* Begin *
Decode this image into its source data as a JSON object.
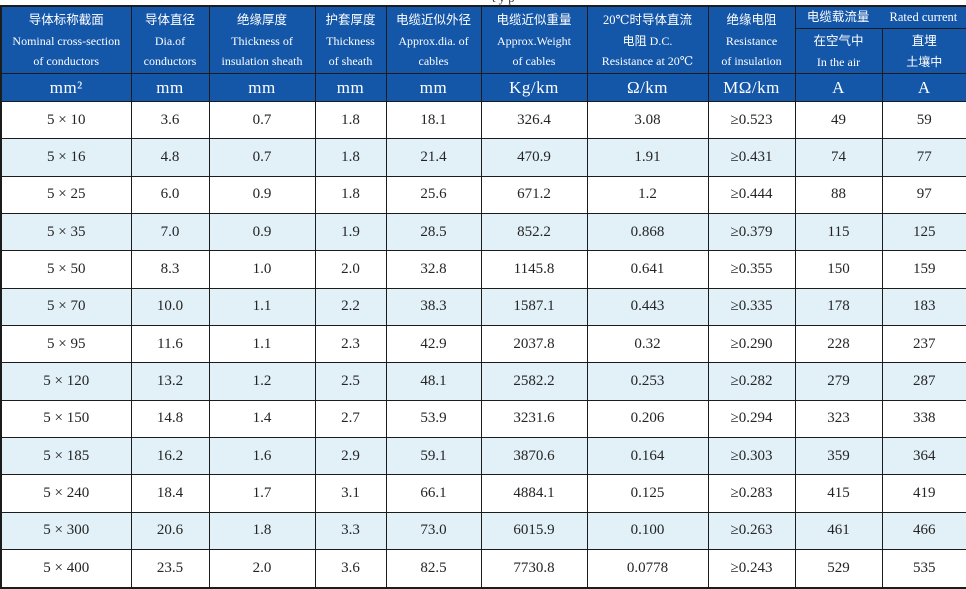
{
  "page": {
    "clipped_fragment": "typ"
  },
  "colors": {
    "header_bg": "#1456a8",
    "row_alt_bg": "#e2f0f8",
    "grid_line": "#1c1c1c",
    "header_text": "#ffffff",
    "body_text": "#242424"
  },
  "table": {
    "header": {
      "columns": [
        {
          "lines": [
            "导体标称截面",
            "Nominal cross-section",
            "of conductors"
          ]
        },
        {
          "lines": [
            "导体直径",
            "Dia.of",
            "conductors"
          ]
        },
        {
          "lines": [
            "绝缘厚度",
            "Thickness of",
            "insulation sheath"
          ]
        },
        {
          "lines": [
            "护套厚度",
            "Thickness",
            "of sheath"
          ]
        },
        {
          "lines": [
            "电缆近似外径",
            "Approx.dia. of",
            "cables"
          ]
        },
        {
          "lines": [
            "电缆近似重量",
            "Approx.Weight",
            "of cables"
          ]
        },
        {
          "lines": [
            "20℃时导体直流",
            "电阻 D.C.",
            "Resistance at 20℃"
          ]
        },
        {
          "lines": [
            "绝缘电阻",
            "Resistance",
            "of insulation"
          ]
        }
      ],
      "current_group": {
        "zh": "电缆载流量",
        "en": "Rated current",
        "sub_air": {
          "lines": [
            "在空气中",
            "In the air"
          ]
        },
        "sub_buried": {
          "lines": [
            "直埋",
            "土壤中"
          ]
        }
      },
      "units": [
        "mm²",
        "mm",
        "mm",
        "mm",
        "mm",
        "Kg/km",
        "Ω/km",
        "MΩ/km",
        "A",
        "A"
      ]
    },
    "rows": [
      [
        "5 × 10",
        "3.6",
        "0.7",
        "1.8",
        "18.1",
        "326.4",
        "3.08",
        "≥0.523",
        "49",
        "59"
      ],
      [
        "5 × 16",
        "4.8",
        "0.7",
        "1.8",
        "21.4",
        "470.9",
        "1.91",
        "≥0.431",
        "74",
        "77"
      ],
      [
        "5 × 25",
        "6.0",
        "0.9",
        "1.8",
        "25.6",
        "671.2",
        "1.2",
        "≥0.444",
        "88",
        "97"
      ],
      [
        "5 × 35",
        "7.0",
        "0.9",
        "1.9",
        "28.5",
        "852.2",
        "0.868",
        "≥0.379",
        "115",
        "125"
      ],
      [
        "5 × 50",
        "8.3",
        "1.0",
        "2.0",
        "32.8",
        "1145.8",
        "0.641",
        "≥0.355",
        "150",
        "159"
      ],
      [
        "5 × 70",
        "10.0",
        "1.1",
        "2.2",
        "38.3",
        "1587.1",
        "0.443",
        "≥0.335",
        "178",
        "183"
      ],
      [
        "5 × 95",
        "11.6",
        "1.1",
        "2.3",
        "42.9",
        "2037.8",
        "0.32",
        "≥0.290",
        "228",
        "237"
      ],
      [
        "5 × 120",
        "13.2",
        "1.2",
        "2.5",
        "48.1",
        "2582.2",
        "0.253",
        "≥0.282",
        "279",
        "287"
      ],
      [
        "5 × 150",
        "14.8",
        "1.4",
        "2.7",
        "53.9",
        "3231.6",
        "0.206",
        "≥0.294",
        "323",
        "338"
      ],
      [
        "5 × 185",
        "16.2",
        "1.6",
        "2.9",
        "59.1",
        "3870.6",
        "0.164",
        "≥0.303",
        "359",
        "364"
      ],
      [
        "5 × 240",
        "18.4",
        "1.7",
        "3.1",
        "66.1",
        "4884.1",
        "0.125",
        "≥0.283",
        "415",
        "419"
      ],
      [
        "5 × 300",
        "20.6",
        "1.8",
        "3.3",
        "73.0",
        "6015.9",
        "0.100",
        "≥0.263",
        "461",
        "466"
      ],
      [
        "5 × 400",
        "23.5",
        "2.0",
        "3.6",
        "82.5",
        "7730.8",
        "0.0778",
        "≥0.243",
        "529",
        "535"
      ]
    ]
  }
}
* End *
### WHAT TO PRODUCE
None of the pictures should appear; repeat the records exactly otherwise.

### EXPECTED ANSWER
Decode this image into its source data as a JSON object.
{
  "page": {
    "clipped_fragment": "typ"
  },
  "colors": {
    "header_bg": "#1456a8",
    "row_alt_bg": "#e2f0f8",
    "grid_line": "#1c1c1c",
    "header_text": "#ffffff",
    "body_text": "#242424"
  },
  "table": {
    "header": {
      "columns": [
        {
          "lines": [
            "导体标称截面",
            "Nominal cross-section",
            "of conductors"
          ]
        },
        {
          "lines": [
            "导体直径",
            "Dia.of",
            "conductors"
          ]
        },
        {
          "lines": [
            "绝缘厚度",
            "Thickness of",
            "insulation sheath"
          ]
        },
        {
          "lines": [
            "护套厚度",
            "Thickness",
            "of sheath"
          ]
        },
        {
          "lines": [
            "电缆近似外径",
            "Approx.dia. of",
            "cables"
          ]
        },
        {
          "lines": [
            "电缆近似重量",
            "Approx.Weight",
            "of cables"
          ]
        },
        {
          "lines": [
            "20℃时导体直流",
            "电阻 D.C.",
            "Resistance at 20℃"
          ]
        },
        {
          "lines": [
            "绝缘电阻",
            "Resistance",
            "of insulation"
          ]
        }
      ],
      "current_group": {
        "zh": "电缆载流量",
        "en": "Rated current",
        "sub_air": {
          "lines": [
            "在空气中",
            "In the air"
          ]
        },
        "sub_buried": {
          "lines": [
            "直埋",
            "土壤中"
          ]
        }
      },
      "units": [
        "mm²",
        "mm",
        "mm",
        "mm",
        "mm",
        "Kg/km",
        "Ω/km",
        "MΩ/km",
        "A",
        "A"
      ]
    },
    "rows": [
      [
        "5 × 10",
        "3.6",
        "0.7",
        "1.8",
        "18.1",
        "326.4",
        "3.08",
        "≥0.523",
        "49",
        "59"
      ],
      [
        "5 × 16",
        "4.8",
        "0.7",
        "1.8",
        "21.4",
        "470.9",
        "1.91",
        "≥0.431",
        "74",
        "77"
      ],
      [
        "5 × 25",
        "6.0",
        "0.9",
        "1.8",
        "25.6",
        "671.2",
        "1.2",
        "≥0.444",
        "88",
        "97"
      ],
      [
        "5 × 35",
        "7.0",
        "0.9",
        "1.9",
        "28.5",
        "852.2",
        "0.868",
        "≥0.379",
        "115",
        "125"
      ],
      [
        "5 × 50",
        "8.3",
        "1.0",
        "2.0",
        "32.8",
        "1145.8",
        "0.641",
        "≥0.355",
        "150",
        "159"
      ],
      [
        "5 × 70",
        "10.0",
        "1.1",
        "2.2",
        "38.3",
        "1587.1",
        "0.443",
        "≥0.335",
        "178",
        "183"
      ],
      [
        "5 × 95",
        "11.6",
        "1.1",
        "2.3",
        "42.9",
        "2037.8",
        "0.32",
        "≥0.290",
        "228",
        "237"
      ],
      [
        "5 × 120",
        "13.2",
        "1.2",
        "2.5",
        "48.1",
        "2582.2",
        "0.253",
        "≥0.282",
        "279",
        "287"
      ],
      [
        "5 × 150",
        "14.8",
        "1.4",
        "2.7",
        "53.9",
        "3231.6",
        "0.206",
        "≥0.294",
        "323",
        "338"
      ],
      [
        "5 × 185",
        "16.2",
        "1.6",
        "2.9",
        "59.1",
        "3870.6",
        "0.164",
        "≥0.303",
        "359",
        "364"
      ],
      [
        "5 × 240",
        "18.4",
        "1.7",
        "3.1",
        "66.1",
        "4884.1",
        "0.125",
        "≥0.283",
        "415",
        "419"
      ],
      [
        "5 × 300",
        "20.6",
        "1.8",
        "3.3",
        "73.0",
        "6015.9",
        "0.100",
        "≥0.263",
        "461",
        "466"
      ],
      [
        "5 × 400",
        "23.5",
        "2.0",
        "3.6",
        "82.5",
        "7730.8",
        "0.0778",
        "≥0.243",
        "529",
        "535"
      ]
    ]
  }
}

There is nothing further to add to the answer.